## [What to work on]
What you return should match every record exactly, with the images removed.

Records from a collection
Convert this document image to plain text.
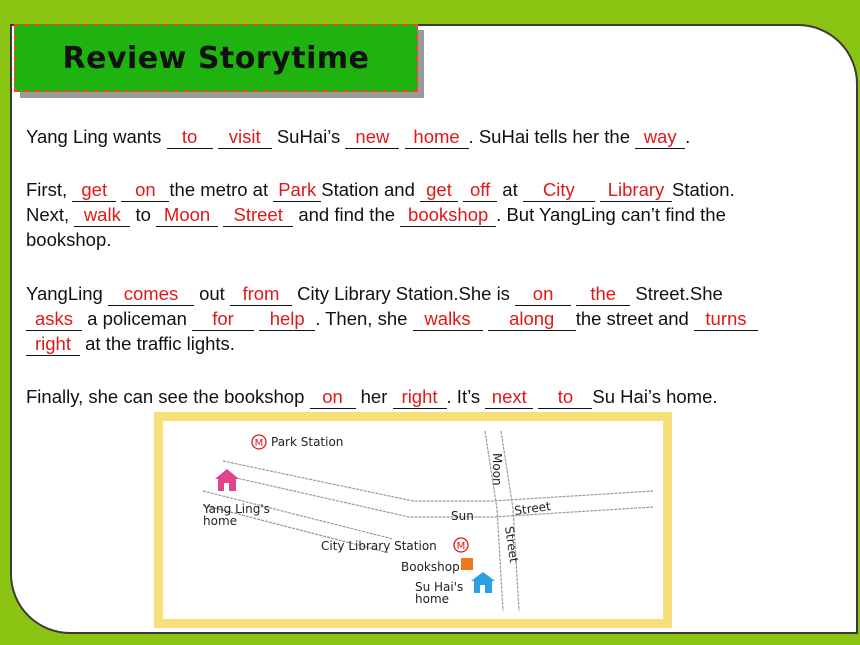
Review Storytime
Yang Ling wants to visit SuHai’s new home . SuHai tells her the way .
First, get on the metro at Park Station and get off at City Library Station.
Next, walk to Moon Street and find the bookshop . But YangLing can’t find the
bookshop.
YangLing comes out from City Library Station.She is on the Street.She
asks a policeman for help . Then, she walks along the street and turns
right at the traffic lights.
Finally, she can see the bookshop on her right . It’s next to Su Hai’s home.
M Park Station
Moon
Yang Ling's
home	Sun	Street
City Library Station M	Street
Bookshop
Su Hai's
home
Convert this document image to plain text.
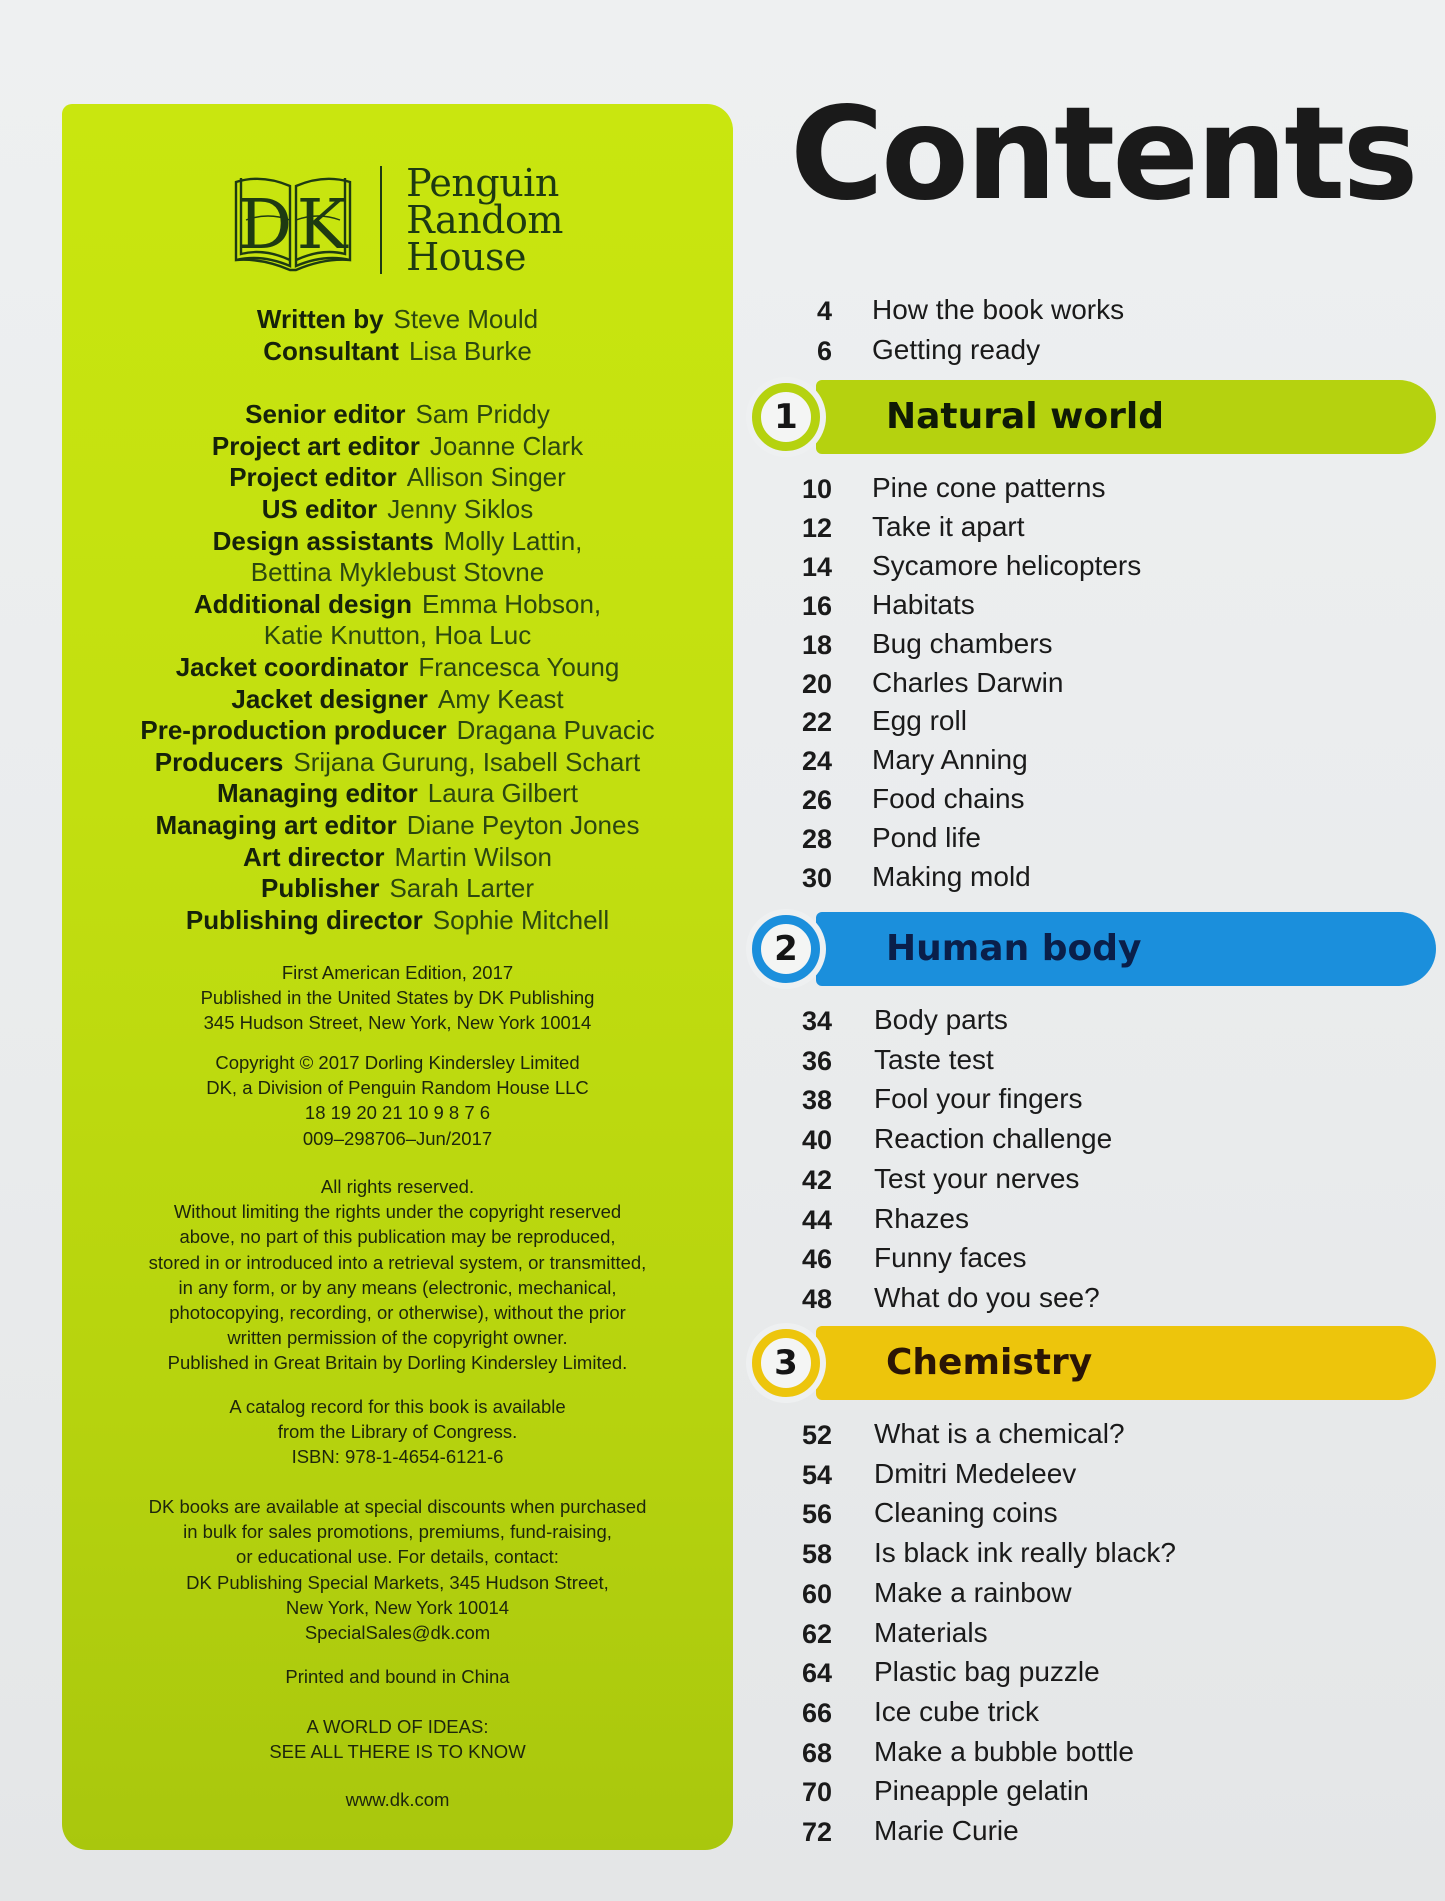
D K
Penguin
Random
House
Written by Steve Mould
Consultant Lisa Burke
Senior editor Sam Priddy
Project art editor Joanne Clark
Project editor Allison Singer
US editor Jenny Siklos
Design assistants Molly Lattin,
Bettina Myklebust Stovne
Additional design Emma Hobson,
Katie Knutton, Hoa Luc
Jacket coordinator Francesca Young
Jacket designer Amy Keast
Pre-production producer Dragana Puvacic
Producers Srijana Gurung, Isabell Schart
Managing editor Laura Gilbert
Managing art editor Diane Peyton Jones
Art director Martin Wilson
Publisher Sarah Larter
Publishing director Sophie Mitchell

First American Edition, 2017

Published in the United States by DK Publishing

345 Hudson Street, New York, New York 10014

Copyright © 2017 Dorling Kindersley Limited

DK, a Division of Penguin Random House LLC

18 19 20 21 10 9 8 7 6

009–298706–Jun/2017

All rights reserved.

Without limiting the rights under the copyright reserved

above, no part of this publication may be reproduced,

stored in or introduced into a retrieval system, or transmitted,

in any form, or by any means (electronic, mechanical,

photocopying, recording, or otherwise), without the prior

written permission of the copyright owner.

Published in Great Britain by Dorling Kindersley Limited.

A catalog record for this book is available

from the Library of Congress.

ISBN: 978-1-4654-6121-6

DK books are available at special discounts when purchased

in bulk for sales promotions, premiums, fund-raising,

or educational use. For details, contact:

DK Publishing Special Markets, 345 Hudson Street,

New York, New York 10014

SpecialSales@dk.com

Printed and bound in China

A WORLD OF IDEAS:

SEE ALL THERE IS TO KNOW

www.dk.com

Contents
4 How the book works
6 Getting ready
1	Natural world
10 Pine cone patterns
12 Take it apart
14 Sycamore helicopters
16 Habitats
18 Bug chambers
20 Charles Darwin
22 Egg roll
24 Mary Anning
26 Food chains
28 Pond life
30 Making mold
2	Human body
34 Body parts
36 Taste test
38 Fool your fingers
40 Reaction challenge
42 Test your nerves
44 Rhazes
46 Funny faces
48 What do you see?
3	Chemistry
52 What is a chemical?
54 Dmitri Medeleev
56 Cleaning coins
58 Is black ink really black?
60 Make a rainbow
62 Materials
64 Plastic bag puzzle
66 Ice cube trick
68 Make a bubble bottle
70 Pineapple gelatin
72 Marie Curie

## [Answer to this exercise]
Convert this document image to plain text.
Review Storytime
Yang Ling wants to visit SuHai’s new home . SuHai tells her the way .
First, get on the metro at Park Station and get off at City Library Station.
Next, walk to Moon Street and find the bookshop . But YangLing can’t find the
bookshop.
YangLing comes out from City Library Station.She is on the Street.She
asks a policeman for help . Then, she walks along the street and turns
right at the traffic lights.
Finally, she can see the bookshop on her right . It’s next to Su Hai’s home.
M Park Station
Moon
Yang Ling's
home	Sun	Street
City Library Station M	Street
Bookshop
Su Hai's
home
Convert this document image to plain text.
D K
Penguin
Random
House
Written by Steve Mould
Consultant Lisa Burke
Senior editor Sam Priddy
Project art editor Joanne Clark
Project editor Allison Singer
US editor Jenny Siklos
Design assistants Molly Lattin,
Bettina Myklebust Stovne
Additional design Emma Hobson,
Katie Knutton, Hoa Luc
Jacket coordinator Francesca Young
Jacket designer Amy Keast
Pre-production producer Dragana Puvacic
Producers Srijana Gurung, Isabell Schart
Managing editor Laura Gilbert
Managing art editor Diane Peyton Jones
Art director Martin Wilson
Publisher Sarah Larter
Publishing director Sophie Mitchell

First American Edition, 2017

Published in the United States by DK Publishing

345 Hudson Street, New York, New York 10014

Copyright © 2017 Dorling Kindersley Limited

DK, a Division of Penguin Random House LLC

18 19 20 21 10 9 8 7 6

009–298706–Jun/2017

All rights reserved.

Without limiting the rights under the copyright reserved

above, no part of this publication may be reproduced,

stored in or introduced into a retrieval system, or transmitted,

in any form, or by any means (electronic, mechanical,

photocopying, recording, or otherwise), without the prior

written permission of the copyright owner.

Published in Great Britain by Dorling Kindersley Limited.

A catalog record for this book is available

from the Library of Congress.

ISBN: 978-1-4654-6121-6

DK books are available at special discounts when purchased

in bulk for sales promotions, premiums, fund-raising,

or educational use. For details, contact:

DK Publishing Special Markets, 345 Hudson Street,

New York, New York 10014

SpecialSales@dk.com

Printed and bound in China

A WORLD OF IDEAS:

SEE ALL THERE IS TO KNOW

www.dk.com

Contents
4 How the book works
6 Getting ready
1	Natural world
10 Pine cone patterns
12 Take it apart
14 Sycamore helicopters
16 Habitats
18 Bug chambers
20 Charles Darwin
22 Egg roll
24 Mary Anning
26 Food chains
28 Pond life
30 Making mold
2	Human body
34 Body parts
36 Taste test
38 Fool your fingers
40 Reaction challenge
42 Test your nerves
44 Rhazes
46 Funny faces
48 What do you see?
3	Chemistry
52 What is a chemical?
54 Dmitri Medeleev
56 Cleaning coins
58 Is black ink really black?
60 Make a rainbow
62 Materials
64 Plastic bag puzzle
66 Ice cube trick
68 Make a bubble bottle
70 Pineapple gelatin
72 Marie Curie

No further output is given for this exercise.